— start RECORD EXCERPTS —
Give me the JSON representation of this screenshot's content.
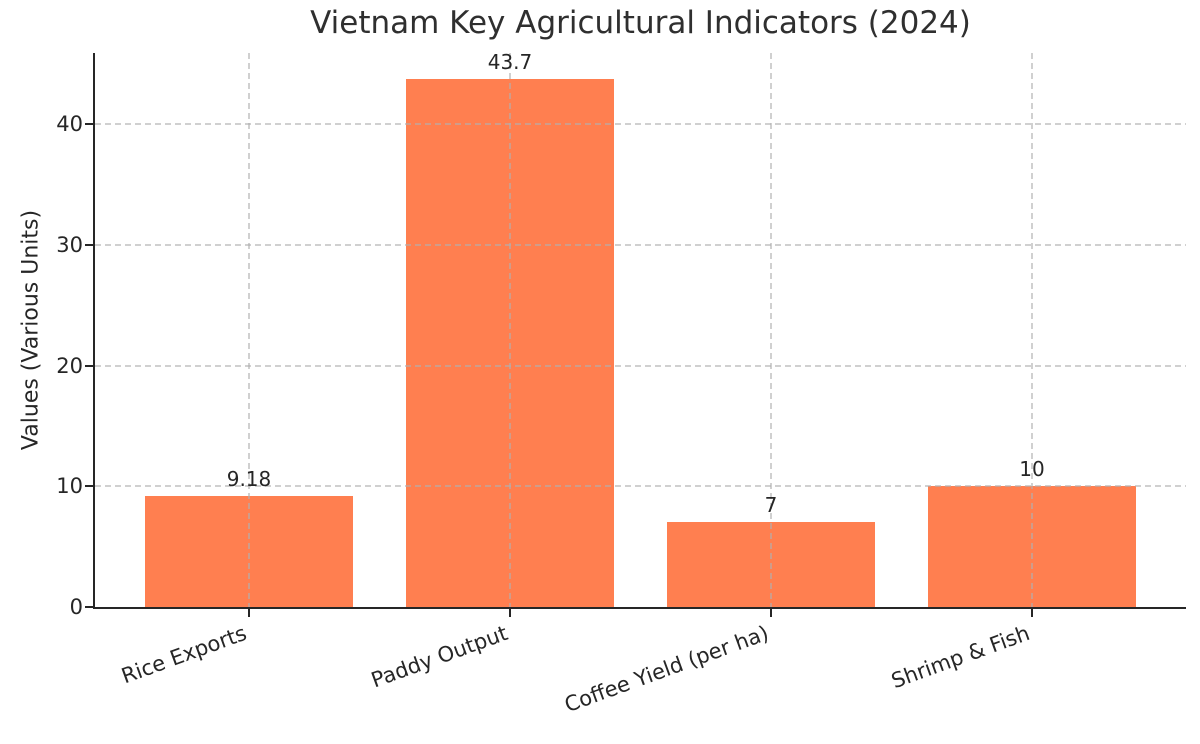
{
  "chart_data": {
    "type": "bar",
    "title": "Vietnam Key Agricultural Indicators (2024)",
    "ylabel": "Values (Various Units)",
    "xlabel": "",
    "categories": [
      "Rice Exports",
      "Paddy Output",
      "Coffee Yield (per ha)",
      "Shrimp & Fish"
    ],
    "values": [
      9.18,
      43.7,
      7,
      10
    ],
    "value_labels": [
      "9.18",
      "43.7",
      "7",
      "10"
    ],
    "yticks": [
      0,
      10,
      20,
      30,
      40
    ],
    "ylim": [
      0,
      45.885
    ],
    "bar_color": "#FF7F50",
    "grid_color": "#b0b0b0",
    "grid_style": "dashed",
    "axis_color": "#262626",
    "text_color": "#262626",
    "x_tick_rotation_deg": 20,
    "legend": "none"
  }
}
— end RECORD EXCERPTS —
— start RECORD EXCERPTS —
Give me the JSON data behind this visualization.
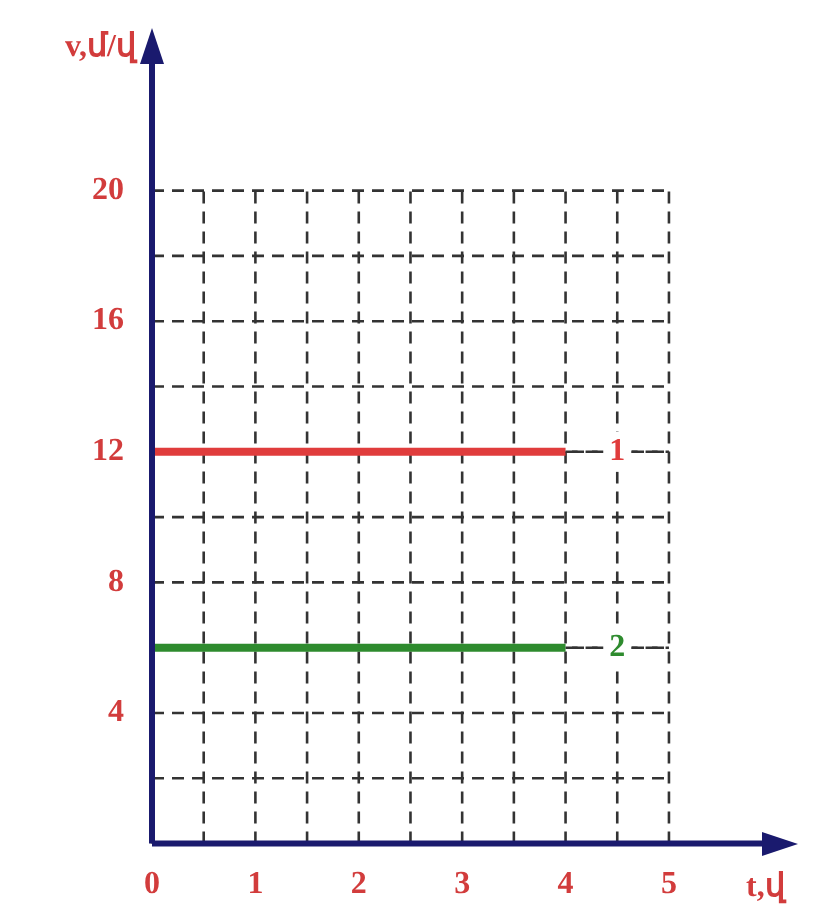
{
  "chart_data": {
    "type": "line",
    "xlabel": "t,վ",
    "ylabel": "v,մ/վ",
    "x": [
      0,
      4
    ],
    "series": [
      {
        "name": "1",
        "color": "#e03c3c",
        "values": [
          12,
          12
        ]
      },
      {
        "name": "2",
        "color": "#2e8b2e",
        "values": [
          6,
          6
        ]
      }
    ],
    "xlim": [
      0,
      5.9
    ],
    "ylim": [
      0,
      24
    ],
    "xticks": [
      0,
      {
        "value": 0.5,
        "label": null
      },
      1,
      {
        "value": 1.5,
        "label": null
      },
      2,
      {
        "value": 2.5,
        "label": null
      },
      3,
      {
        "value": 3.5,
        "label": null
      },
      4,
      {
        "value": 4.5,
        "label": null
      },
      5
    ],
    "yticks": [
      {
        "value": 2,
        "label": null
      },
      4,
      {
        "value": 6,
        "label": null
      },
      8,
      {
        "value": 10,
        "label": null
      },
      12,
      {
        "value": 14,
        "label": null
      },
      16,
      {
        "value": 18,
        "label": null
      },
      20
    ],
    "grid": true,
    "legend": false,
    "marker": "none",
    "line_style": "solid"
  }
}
— end RECORD EXCERPTS —
DIRECTIVE | Only lines holding the string "Give" are wanted; gather each one from the entries above.

WORKED SOLUTION |
Give me the JSON representation of this screenshot's content.
Give me the JSON data behind this visualization.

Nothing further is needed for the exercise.